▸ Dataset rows
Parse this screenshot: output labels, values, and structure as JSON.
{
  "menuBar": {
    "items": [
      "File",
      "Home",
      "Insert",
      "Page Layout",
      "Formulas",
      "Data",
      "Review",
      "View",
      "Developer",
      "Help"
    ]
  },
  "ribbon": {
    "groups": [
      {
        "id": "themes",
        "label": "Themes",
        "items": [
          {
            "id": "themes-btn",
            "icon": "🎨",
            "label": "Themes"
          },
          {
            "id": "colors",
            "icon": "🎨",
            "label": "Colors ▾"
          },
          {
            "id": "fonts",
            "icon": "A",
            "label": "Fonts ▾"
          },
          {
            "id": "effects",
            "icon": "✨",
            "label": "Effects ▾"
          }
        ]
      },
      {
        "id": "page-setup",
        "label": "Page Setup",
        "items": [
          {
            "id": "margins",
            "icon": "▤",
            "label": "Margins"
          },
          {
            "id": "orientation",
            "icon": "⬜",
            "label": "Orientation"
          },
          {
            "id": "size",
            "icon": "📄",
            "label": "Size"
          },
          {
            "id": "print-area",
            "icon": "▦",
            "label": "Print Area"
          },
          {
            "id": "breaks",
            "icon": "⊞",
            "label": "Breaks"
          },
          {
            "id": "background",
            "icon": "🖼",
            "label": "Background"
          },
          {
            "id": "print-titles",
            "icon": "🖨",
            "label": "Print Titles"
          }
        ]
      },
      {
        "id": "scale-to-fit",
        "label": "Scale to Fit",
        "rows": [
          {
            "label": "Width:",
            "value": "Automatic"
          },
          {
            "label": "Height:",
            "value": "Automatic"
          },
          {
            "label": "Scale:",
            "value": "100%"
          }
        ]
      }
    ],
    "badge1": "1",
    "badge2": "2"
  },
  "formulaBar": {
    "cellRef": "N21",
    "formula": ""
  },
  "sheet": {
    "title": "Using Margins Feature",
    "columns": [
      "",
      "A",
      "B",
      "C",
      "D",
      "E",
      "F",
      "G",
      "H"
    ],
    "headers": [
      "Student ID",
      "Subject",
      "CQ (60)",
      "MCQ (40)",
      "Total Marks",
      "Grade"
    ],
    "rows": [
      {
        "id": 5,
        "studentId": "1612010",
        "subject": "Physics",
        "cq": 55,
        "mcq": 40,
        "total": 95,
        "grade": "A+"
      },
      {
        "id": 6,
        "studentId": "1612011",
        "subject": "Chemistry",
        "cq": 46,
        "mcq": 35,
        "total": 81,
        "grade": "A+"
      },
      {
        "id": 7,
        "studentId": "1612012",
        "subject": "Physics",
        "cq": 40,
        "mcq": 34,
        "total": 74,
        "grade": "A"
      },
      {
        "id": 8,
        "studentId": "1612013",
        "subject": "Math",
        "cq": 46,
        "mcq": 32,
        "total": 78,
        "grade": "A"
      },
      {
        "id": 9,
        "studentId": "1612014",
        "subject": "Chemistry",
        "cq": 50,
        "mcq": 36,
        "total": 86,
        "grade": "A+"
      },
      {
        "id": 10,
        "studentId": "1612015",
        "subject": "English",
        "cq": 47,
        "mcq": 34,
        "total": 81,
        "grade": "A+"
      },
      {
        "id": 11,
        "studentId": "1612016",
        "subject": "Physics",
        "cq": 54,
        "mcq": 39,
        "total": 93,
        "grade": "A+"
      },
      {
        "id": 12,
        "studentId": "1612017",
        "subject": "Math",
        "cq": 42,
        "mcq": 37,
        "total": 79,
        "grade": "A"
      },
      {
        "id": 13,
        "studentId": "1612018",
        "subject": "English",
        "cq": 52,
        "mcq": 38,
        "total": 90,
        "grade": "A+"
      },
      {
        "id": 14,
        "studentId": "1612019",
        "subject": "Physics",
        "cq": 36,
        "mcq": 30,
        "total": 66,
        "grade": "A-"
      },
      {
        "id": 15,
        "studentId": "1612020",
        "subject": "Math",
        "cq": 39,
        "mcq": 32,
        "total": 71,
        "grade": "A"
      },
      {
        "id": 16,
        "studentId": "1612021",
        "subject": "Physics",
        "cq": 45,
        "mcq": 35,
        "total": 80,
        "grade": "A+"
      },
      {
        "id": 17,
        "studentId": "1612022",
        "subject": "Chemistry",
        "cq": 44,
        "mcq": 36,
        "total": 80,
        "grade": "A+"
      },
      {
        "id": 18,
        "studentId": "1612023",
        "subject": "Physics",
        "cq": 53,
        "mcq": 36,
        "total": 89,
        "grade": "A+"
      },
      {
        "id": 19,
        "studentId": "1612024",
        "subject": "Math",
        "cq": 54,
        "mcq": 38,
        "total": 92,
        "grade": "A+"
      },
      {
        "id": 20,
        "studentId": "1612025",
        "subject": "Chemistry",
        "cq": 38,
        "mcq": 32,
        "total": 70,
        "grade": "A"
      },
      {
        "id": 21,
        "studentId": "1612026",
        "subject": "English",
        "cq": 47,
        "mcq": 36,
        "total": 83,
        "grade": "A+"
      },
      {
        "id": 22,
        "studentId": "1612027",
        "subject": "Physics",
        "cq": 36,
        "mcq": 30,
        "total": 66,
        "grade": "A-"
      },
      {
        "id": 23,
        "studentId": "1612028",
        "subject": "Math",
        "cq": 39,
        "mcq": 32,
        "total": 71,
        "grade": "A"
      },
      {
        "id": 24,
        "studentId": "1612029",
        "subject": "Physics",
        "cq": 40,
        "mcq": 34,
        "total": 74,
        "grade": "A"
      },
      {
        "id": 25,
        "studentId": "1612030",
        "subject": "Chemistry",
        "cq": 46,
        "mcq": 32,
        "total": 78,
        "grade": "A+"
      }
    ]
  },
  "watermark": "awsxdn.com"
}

▸ What you are asked to do
From the records above, extract everything verbatim.

▸ Answer below
Parse this screenshot: output labels, values, and structure as JSON.
{
  "menuBar": {
    "items": [
      "File",
      "Home",
      "Insert",
      "Page Layout",
      "Formulas",
      "Data",
      "Review",
      "View",
      "Developer",
      "Help"
    ]
  },
  "ribbon": {
    "groups": [
      {
        "id": "themes",
        "label": "Themes",
        "items": [
          {
            "id": "themes-btn",
            "icon": "🎨",
            "label": "Themes"
          },
          {
            "id": "colors",
            "icon": "🎨",
            "label": "Colors ▾"
          },
          {
            "id": "fonts",
            "icon": "A",
            "label": "Fonts ▾"
          },
          {
            "id": "effects",
            "icon": "✨",
            "label": "Effects ▾"
          }
        ]
      },
      {
        "id": "page-setup",
        "label": "Page Setup",
        "items": [
          {
            "id": "margins",
            "icon": "▤",
            "label": "Margins"
          },
          {
            "id": "orientation",
            "icon": "⬜",
            "label": "Orientation"
          },
          {
            "id": "size",
            "icon": "📄",
            "label": "Size"
          },
          {
            "id": "print-area",
            "icon": "▦",
            "label": "Print Area"
          },
          {
            "id": "breaks",
            "icon": "⊞",
            "label": "Breaks"
          },
          {
            "id": "background",
            "icon": "🖼",
            "label": "Background"
          },
          {
            "id": "print-titles",
            "icon": "🖨",
            "label": "Print Titles"
          }
        ]
      },
      {
        "id": "scale-to-fit",
        "label": "Scale to Fit",
        "rows": [
          {
            "label": "Width:",
            "value": "Automatic"
          },
          {
            "label": "Height:",
            "value": "Automatic"
          },
          {
            "label": "Scale:",
            "value": "100%"
          }
        ]
      }
    ],
    "badge1": "1",
    "badge2": "2"
  },
  "formulaBar": {
    "cellRef": "N21",
    "formula": ""
  },
  "sheet": {
    "title": "Using Margins Feature",
    "columns": [
      "",
      "A",
      "B",
      "C",
      "D",
      "E",
      "F",
      "G",
      "H"
    ],
    "headers": [
      "Student ID",
      "Subject",
      "CQ (60)",
      "MCQ (40)",
      "Total Marks",
      "Grade"
    ],
    "rows": [
      {
        "id": 5,
        "studentId": "1612010",
        "subject": "Physics",
        "cq": 55,
        "mcq": 40,
        "total": 95,
        "grade": "A+"
      },
      {
        "id": 6,
        "studentId": "1612011",
        "subject": "Chemistry",
        "cq": 46,
        "mcq": 35,
        "total": 81,
        "grade": "A+"
      },
      {
        "id": 7,
        "studentId": "1612012",
        "subject": "Physics",
        "cq": 40,
        "mcq": 34,
        "total": 74,
        "grade": "A"
      },
      {
        "id": 8,
        "studentId": "1612013",
        "subject": "Math",
        "cq": 46,
        "mcq": 32,
        "total": 78,
        "grade": "A"
      },
      {
        "id": 9,
        "studentId": "1612014",
        "subject": "Chemistry",
        "cq": 50,
        "mcq": 36,
        "total": 86,
        "grade": "A+"
      },
      {
        "id": 10,
        "studentId": "1612015",
        "subject": "English",
        "cq": 47,
        "mcq": 34,
        "total": 81,
        "grade": "A+"
      },
      {
        "id": 11,
        "studentId": "1612016",
        "subject": "Physics",
        "cq": 54,
        "mcq": 39,
        "total": 93,
        "grade": "A+"
      },
      {
        "id": 12,
        "studentId": "1612017",
        "subject": "Math",
        "cq": 42,
        "mcq": 37,
        "total": 79,
        "grade": "A"
      },
      {
        "id": 13,
        "studentId": "1612018",
        "subject": "English",
        "cq": 52,
        "mcq": 38,
        "total": 90,
        "grade": "A+"
      },
      {
        "id": 14,
        "studentId": "1612019",
        "subject": "Physics",
        "cq": 36,
        "mcq": 30,
        "total": 66,
        "grade": "A-"
      },
      {
        "id": 15,
        "studentId": "1612020",
        "subject": "Math",
        "cq": 39,
        "mcq": 32,
        "total": 71,
        "grade": "A"
      },
      {
        "id": 16,
        "studentId": "1612021",
        "subject": "Physics",
        "cq": 45,
        "mcq": 35,
        "total": 80,
        "grade": "A+"
      },
      {
        "id": 17,
        "studentId": "1612022",
        "subject": "Chemistry",
        "cq": 44,
        "mcq": 36,
        "total": 80,
        "grade": "A+"
      },
      {
        "id": 18,
        "studentId": "1612023",
        "subject": "Physics",
        "cq": 53,
        "mcq": 36,
        "total": 89,
        "grade": "A+"
      },
      {
        "id": 19,
        "studentId": "1612024",
        "subject": "Math",
        "cq": 54,
        "mcq": 38,
        "total": 92,
        "grade": "A+"
      },
      {
        "id": 20,
        "studentId": "1612025",
        "subject": "Chemistry",
        "cq": 38,
        "mcq": 32,
        "total": 70,
        "grade": "A"
      },
      {
        "id": 21,
        "studentId": "1612026",
        "subject": "English",
        "cq": 47,
        "mcq": 36,
        "total": 83,
        "grade": "A+"
      },
      {
        "id": 22,
        "studentId": "1612027",
        "subject": "Physics",
        "cq": 36,
        "mcq": 30,
        "total": 66,
        "grade": "A-"
      },
      {
        "id": 23,
        "studentId": "1612028",
        "subject": "Math",
        "cq": 39,
        "mcq": 32,
        "total": 71,
        "grade": "A"
      },
      {
        "id": 24,
        "studentId": "1612029",
        "subject": "Physics",
        "cq": 40,
        "mcq": 34,
        "total": 74,
        "grade": "A"
      },
      {
        "id": 25,
        "studentId": "1612030",
        "subject": "Chemistry",
        "cq": 46,
        "mcq": 32,
        "total": 78,
        "grade": "A+"
      }
    ]
  },
  "watermark": "awsxdn.com"
}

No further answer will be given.